# TASK PROMPT
Rewrite every line of the listing below, putting "SampleProject" wherever "PackageJarTest" appears and leaving everything else unchanged.
— begin INPUT ROWS —
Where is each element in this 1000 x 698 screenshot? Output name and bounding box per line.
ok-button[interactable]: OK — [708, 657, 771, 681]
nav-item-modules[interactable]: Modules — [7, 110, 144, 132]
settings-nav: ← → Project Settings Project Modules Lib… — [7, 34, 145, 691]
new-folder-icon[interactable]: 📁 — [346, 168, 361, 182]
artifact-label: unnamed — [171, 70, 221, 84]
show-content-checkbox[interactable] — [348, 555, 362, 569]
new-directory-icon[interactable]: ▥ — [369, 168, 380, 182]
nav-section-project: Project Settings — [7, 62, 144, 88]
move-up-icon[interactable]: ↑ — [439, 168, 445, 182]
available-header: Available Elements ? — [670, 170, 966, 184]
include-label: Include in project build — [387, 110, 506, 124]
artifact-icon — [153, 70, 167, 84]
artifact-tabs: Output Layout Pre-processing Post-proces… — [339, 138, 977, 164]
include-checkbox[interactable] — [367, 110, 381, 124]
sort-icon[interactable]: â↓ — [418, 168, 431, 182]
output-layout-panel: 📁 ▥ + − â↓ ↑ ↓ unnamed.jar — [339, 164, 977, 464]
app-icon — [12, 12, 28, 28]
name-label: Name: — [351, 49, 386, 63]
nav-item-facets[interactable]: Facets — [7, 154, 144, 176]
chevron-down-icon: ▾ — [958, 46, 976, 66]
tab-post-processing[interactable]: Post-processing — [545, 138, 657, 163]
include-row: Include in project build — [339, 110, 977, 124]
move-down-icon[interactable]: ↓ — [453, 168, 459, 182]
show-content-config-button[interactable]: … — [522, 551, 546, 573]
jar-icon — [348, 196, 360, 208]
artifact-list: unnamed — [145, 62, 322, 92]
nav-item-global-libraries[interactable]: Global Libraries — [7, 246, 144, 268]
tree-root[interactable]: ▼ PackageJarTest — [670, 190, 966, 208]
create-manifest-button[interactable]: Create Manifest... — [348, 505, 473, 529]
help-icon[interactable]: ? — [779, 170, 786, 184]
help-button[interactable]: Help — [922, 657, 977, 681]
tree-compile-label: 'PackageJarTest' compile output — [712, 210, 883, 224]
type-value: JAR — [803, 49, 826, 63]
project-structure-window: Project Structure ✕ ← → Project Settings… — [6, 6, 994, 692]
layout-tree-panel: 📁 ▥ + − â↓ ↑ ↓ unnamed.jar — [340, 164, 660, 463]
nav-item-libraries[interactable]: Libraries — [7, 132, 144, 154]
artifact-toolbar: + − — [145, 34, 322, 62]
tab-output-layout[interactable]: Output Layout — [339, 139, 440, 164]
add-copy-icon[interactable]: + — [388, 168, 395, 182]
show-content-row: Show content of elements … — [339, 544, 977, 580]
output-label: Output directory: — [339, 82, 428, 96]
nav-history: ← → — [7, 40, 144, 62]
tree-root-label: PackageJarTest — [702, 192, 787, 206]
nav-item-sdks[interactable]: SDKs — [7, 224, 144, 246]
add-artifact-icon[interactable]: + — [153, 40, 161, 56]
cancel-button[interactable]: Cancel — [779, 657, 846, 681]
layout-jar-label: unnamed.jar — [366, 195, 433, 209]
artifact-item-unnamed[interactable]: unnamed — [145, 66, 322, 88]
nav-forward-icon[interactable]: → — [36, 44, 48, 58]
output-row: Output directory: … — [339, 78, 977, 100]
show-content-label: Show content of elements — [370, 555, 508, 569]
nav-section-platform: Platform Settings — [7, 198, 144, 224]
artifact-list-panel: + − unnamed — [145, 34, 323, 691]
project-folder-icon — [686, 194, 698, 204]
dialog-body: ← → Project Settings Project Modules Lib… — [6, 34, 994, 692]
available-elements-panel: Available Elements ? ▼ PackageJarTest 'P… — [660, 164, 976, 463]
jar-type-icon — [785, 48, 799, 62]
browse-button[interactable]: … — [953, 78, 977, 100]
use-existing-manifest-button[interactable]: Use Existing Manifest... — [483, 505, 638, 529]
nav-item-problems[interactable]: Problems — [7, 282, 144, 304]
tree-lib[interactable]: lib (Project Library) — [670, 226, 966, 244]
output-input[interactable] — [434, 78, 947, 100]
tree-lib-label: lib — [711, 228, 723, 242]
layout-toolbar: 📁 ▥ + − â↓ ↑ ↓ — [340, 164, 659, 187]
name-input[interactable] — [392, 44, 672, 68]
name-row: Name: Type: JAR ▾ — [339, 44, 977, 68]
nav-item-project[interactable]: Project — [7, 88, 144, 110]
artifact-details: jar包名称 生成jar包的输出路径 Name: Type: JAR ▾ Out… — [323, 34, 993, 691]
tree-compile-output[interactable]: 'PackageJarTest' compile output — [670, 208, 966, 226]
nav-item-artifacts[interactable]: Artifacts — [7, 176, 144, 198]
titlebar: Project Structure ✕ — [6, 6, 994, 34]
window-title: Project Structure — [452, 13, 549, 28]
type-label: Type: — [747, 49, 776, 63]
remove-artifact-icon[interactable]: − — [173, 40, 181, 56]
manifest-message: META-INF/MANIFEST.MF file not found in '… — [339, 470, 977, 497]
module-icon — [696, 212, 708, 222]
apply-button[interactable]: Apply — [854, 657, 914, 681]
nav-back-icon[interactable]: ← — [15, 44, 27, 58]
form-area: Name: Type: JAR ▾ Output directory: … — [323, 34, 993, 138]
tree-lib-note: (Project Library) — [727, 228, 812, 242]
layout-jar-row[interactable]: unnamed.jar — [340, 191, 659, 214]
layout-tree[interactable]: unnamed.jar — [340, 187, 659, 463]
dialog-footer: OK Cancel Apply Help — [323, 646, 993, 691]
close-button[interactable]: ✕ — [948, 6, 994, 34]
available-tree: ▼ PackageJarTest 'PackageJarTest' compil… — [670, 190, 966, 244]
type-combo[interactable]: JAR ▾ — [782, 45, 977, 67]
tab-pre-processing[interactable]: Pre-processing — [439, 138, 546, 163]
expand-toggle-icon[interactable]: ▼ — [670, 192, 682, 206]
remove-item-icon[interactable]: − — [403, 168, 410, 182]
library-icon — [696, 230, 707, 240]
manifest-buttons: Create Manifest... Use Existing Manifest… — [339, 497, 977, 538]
— end INPUT ROWS —
# WRITTEN SOLUTION
Where is each element in this 1000 x 698 screenshot? Output name and bounding box per line.
ok-button[interactable]: OK — [708, 657, 771, 681]
nav-item-modules[interactable]: Modules — [7, 110, 144, 132]
settings-nav: ← → Project Settings Project Modules Lib… — [7, 34, 145, 691]
new-folder-icon[interactable]: 📁 — [346, 168, 361, 182]
artifact-label: unnamed — [171, 70, 221, 84]
show-content-checkbox[interactable] — [348, 555, 362, 569]
new-directory-icon[interactable]: ▥ — [369, 168, 380, 182]
nav-section-project: Project Settings — [7, 62, 144, 88]
move-up-icon[interactable]: ↑ — [439, 168, 445, 182]
available-header: Available Elements ? — [670, 170, 966, 184]
include-label: Include in project build — [387, 110, 506, 124]
artifact-icon — [153, 70, 167, 84]
artifact-tabs: Output Layout Pre-processing Post-proces… — [339, 138, 977, 164]
include-checkbox[interactable] — [367, 110, 381, 124]
sort-icon[interactable]: â↓ — [418, 168, 431, 182]
output-layout-panel: 📁 ▥ + − â↓ ↑ ↓ unnamed.jar — [339, 164, 977, 464]
app-icon — [12, 12, 28, 28]
name-label: Name: — [351, 49, 386, 63]
nav-item-facets[interactable]: Facets — [7, 154, 144, 176]
chevron-down-icon: ▾ — [958, 46, 976, 66]
tab-post-processing[interactable]: Post-processing — [545, 138, 657, 163]
include-row: Include in project build — [339, 110, 977, 124]
move-down-icon[interactable]: ↓ — [453, 168, 459, 182]
show-content-config-button[interactable]: … — [522, 551, 546, 573]
jar-icon — [348, 196, 360, 208]
artifact-list: unnamed — [145, 62, 322, 92]
nav-item-global-libraries[interactable]: Global Libraries — [7, 246, 144, 268]
tree-root[interactable]: ▼ SampleProject — [670, 190, 966, 208]
create-manifest-button[interactable]: Create Manifest... — [348, 505, 473, 529]
help-icon[interactable]: ? — [779, 170, 786, 184]
help-button[interactable]: Help — [922, 657, 977, 681]
tree-compile-label: 'SampleProject' compile output — [712, 210, 883, 224]
type-value: JAR — [803, 49, 826, 63]
project-structure-window: Project Structure ✕ ← → Project Settings… — [6, 6, 994, 692]
layout-tree-panel: 📁 ▥ + − â↓ ↑ ↓ unnamed.jar — [340, 164, 660, 463]
nav-item-libraries[interactable]: Libraries — [7, 132, 144, 154]
artifact-toolbar: + − — [145, 34, 322, 62]
tab-output-layout[interactable]: Output Layout — [339, 139, 440, 164]
add-copy-icon[interactable]: + — [388, 168, 395, 182]
show-content-row: Show content of elements … — [339, 544, 977, 580]
output-label: Output directory: — [339, 82, 428, 96]
nav-history: ← → — [7, 40, 144, 62]
tree-root-label: SampleProject — [702, 192, 787, 206]
nav-item-sdks[interactable]: SDKs — [7, 224, 144, 246]
add-artifact-icon[interactable]: + — [153, 40, 161, 56]
cancel-button[interactable]: Cancel — [779, 657, 846, 681]
layout-jar-label: unnamed.jar — [366, 195, 433, 209]
artifact-item-unnamed[interactable]: unnamed — [145, 66, 322, 88]
nav-forward-icon[interactable]: → — [36, 44, 48, 58]
output-row: Output directory: … — [339, 78, 977, 100]
show-content-label: Show content of elements — [370, 555, 508, 569]
nav-section-platform: Platform Settings — [7, 198, 144, 224]
artifact-list-panel: + − unnamed — [145, 34, 323, 691]
project-folder-icon — [686, 194, 698, 204]
dialog-body: ← → Project Settings Project Modules Lib… — [6, 34, 994, 692]
available-elements-panel: Available Elements ? ▼ SampleProject 'P… — [660, 164, 976, 463]
jar-type-icon — [785, 48, 799, 62]
browse-button[interactable]: … — [953, 78, 977, 100]
use-existing-manifest-button[interactable]: Use Existing Manifest... — [483, 505, 638, 529]
nav-item-problems[interactable]: Problems — [7, 282, 144, 304]
tree-lib[interactable]: lib (Project Library) — [670, 226, 966, 244]
output-input[interactable] — [434, 78, 947, 100]
tree-lib-label: lib — [711, 228, 723, 242]
layout-toolbar: 📁 ▥ + − â↓ ↑ ↓ — [340, 164, 659, 187]
name-input[interactable] — [392, 44, 672, 68]
name-row: Name: Type: JAR ▾ — [339, 44, 977, 68]
nav-item-project[interactable]: Project — [7, 88, 144, 110]
artifact-details: jar包名称 生成jar包的输出路径 Name: Type: JAR ▾ Out… — [323, 34, 993, 691]
tree-compile-output[interactable]: 'SampleProject' compile output — [670, 208, 966, 226]
nav-item-artifacts[interactable]: Artifacts — [7, 176, 144, 198]
titlebar: Project Structure ✕ — [6, 6, 994, 34]
window-title: Project Structure — [452, 13, 549, 28]
type-label: Type: — [747, 49, 776, 63]
remove-artifact-icon[interactable]: − — [173, 40, 181, 56]
manifest-message: META-INF/MANIFEST.MF file not found in '… — [339, 470, 977, 497]
module-icon — [696, 212, 708, 222]
apply-button[interactable]: Apply — [854, 657, 914, 681]
nav-back-icon[interactable]: ← — [15, 44, 27, 58]
form-area: Name: Type: JAR ▾ Output directory: … — [323, 34, 993, 138]
tree-lib-note: (Project Library) — [727, 228, 812, 242]
layout-jar-row[interactable]: unnamed.jar — [340, 191, 659, 214]
layout-tree[interactable]: unnamed.jar — [340, 187, 659, 463]
dialog-footer: OK Cancel Apply Help — [323, 646, 993, 691]
close-button[interactable]: ✕ — [948, 6, 994, 34]
available-tree: ▼ SampleProject 'SampleProject' compil… — [670, 190, 966, 244]
type-combo[interactable]: JAR ▾ — [782, 45, 977, 67]
tab-pre-processing[interactable]: Pre-processing — [439, 138, 546, 163]
expand-toggle-icon[interactable]: ▼ — [670, 192, 682, 206]
remove-item-icon[interactable]: − — [403, 168, 410, 182]
library-icon — [696, 230, 707, 240]
manifest-buttons: Create Manifest... Use Existing Manifest… — [339, 497, 977, 538]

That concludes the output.